**WHAT THE EXERCISE ASKS**
Copy every line in which the string "name" occurs.

______

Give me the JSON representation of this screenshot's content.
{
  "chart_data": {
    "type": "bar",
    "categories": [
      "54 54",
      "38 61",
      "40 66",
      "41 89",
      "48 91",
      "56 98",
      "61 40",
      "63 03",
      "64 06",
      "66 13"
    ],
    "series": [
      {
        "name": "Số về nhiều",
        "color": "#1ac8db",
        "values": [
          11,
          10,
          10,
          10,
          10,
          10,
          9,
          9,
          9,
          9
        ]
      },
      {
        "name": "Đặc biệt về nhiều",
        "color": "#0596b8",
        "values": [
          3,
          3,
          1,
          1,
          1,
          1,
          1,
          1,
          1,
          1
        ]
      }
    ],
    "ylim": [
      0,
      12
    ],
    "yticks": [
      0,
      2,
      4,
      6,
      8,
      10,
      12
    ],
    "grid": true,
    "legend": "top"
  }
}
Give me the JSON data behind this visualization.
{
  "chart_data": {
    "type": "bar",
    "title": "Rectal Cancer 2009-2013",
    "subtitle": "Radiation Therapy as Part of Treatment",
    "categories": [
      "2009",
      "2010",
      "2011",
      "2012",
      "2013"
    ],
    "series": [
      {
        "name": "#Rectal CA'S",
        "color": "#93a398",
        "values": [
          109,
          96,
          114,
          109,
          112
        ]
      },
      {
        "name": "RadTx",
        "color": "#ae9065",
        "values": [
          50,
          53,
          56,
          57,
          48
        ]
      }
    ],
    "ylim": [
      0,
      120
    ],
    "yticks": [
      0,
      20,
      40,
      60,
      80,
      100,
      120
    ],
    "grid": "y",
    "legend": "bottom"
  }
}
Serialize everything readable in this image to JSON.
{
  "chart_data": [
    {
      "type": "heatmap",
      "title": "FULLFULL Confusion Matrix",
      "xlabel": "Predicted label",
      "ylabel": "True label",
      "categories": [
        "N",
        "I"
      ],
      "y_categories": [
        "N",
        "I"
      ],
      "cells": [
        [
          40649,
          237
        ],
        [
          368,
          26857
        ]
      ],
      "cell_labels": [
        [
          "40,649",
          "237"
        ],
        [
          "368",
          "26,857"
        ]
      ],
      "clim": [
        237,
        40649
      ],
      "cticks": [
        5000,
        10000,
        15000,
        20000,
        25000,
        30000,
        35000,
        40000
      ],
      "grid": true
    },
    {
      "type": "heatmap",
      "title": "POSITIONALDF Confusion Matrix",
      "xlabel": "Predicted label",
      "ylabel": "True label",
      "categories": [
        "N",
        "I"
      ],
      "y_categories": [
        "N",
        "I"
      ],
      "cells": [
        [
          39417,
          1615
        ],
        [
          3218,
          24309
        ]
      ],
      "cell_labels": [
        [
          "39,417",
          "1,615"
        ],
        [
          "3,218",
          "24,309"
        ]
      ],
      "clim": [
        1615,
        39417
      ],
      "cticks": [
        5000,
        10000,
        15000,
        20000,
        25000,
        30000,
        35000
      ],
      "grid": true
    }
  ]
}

______

**FULL ANSWER**
        "name": "Số về nhiều",
        "name": "Đặc biệt về nhiều",
        "name": "#Rectal CA'S",
        "name": "RadTx",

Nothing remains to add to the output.